Stated exercise - Every line below that contains "screenshot" is to be copied.

Available data -
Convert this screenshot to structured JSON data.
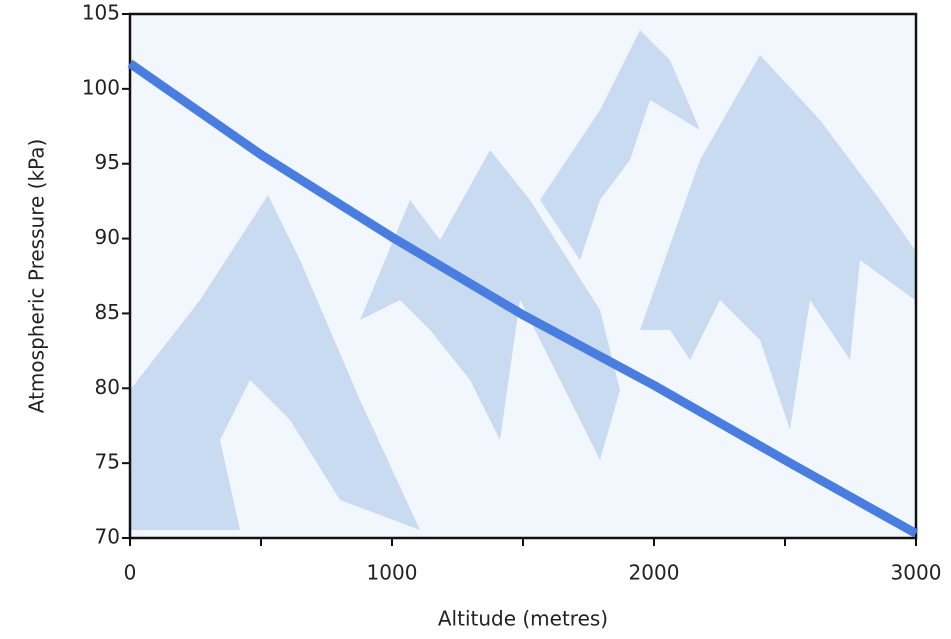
{
  "chart_data": {
    "type": "line",
    "x_label": "Altitude (metres)",
    "y_label": "Atmospheric Pressure (kPa)",
    "x": [
      0,
      500,
      1000,
      1500,
      2000,
      2500,
      3000
    ],
    "series": [
      {
        "color": "#4a7de0",
        "values": [
          101.7,
          95.6,
          90.1,
          84.9,
          80.2,
          75.2,
          70.3
        ]
      }
    ],
    "xlim": [
      0,
      3000
    ],
    "xticks": [
      0,
      1000,
      2000,
      3000
    ],
    "xminorticks": [
      500,
      1500,
      2500
    ],
    "ylim": [
      70,
      105
    ],
    "yticks": [
      70,
      75,
      80,
      85,
      90,
      95,
      100,
      105
    ]
  }
}
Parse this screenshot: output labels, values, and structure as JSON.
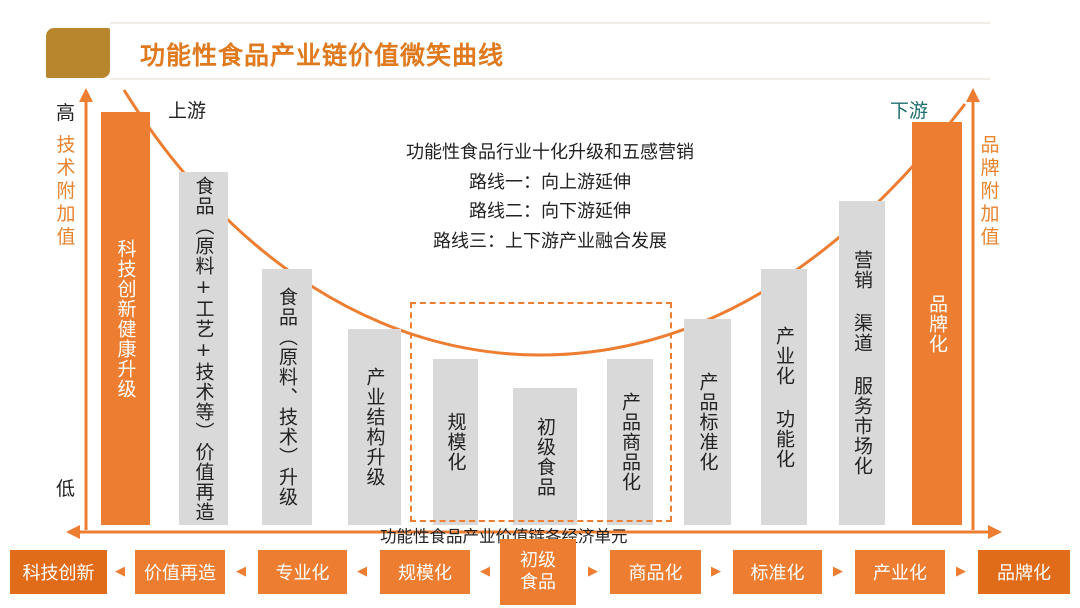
{
  "header": {
    "title": "功能性食品产业链价值微笑曲线"
  },
  "axis": {
    "high_label": "高",
    "low_label": "低",
    "left_side_label": "技术附加值",
    "right_side_label": "品牌附加值",
    "upstream_label": "上游",
    "downstream_label": "下游",
    "baseline_caption": "功能性食品产业价值链各经济单元"
  },
  "routes": {
    "line1": "功能性食品行业十化升级和五感营销",
    "line2": "路线一：向上游延伸",
    "line3": "路线二：向下游延伸",
    "line4": "路线三：上下游产业融合发展"
  },
  "bars": [
    {
      "label": "科技创新健康升级",
      "color": "orange",
      "level": 0.97
    },
    {
      "label": "食品（原料+工艺+技术等）价值再造",
      "color": "gray",
      "level": 0.85
    },
    {
      "label": "食品（原料、技术）升级",
      "color": "gray",
      "level": 0.62
    },
    {
      "label": "产业结构升级",
      "color": "gray",
      "level": 0.47
    },
    {
      "label": "规模化",
      "color": "gray",
      "level": 0.4
    },
    {
      "label": "初级食品",
      "color": "gray",
      "level": 0.33
    },
    {
      "label": "产品商品化",
      "color": "gray",
      "level": 0.4
    },
    {
      "label": "产品标准化",
      "color": "gray",
      "level": 0.5
    },
    {
      "label": "产业化 功能化",
      "color": "gray",
      "level": 0.63
    },
    {
      "label": "营销 渠道 服务市场化",
      "color": "gray",
      "level": 0.8
    },
    {
      "label": "品牌化",
      "color": "orange",
      "level": 0.96
    }
  ],
  "chain": {
    "items": [
      "科技创新",
      "价值再造",
      "专业化",
      "规模化",
      "初级食品",
      "商品化",
      "标准化",
      "产业化",
      "品牌化"
    ],
    "center_line1": "初级",
    "center_line2": "食品",
    "arrow_left": "◀",
    "arrow_right": "▶"
  },
  "colors": {
    "accent": "#ed7d31",
    "title": "#e07a1f",
    "gray_bar": "#d9d9d9",
    "header_box": "#b8862c",
    "downstream_text": "#1d6f6f"
  }
}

Answer to the task -
Convert this screenshot to structured JSON data.
Parse this screenshot: output labels, values, and structure as JSON.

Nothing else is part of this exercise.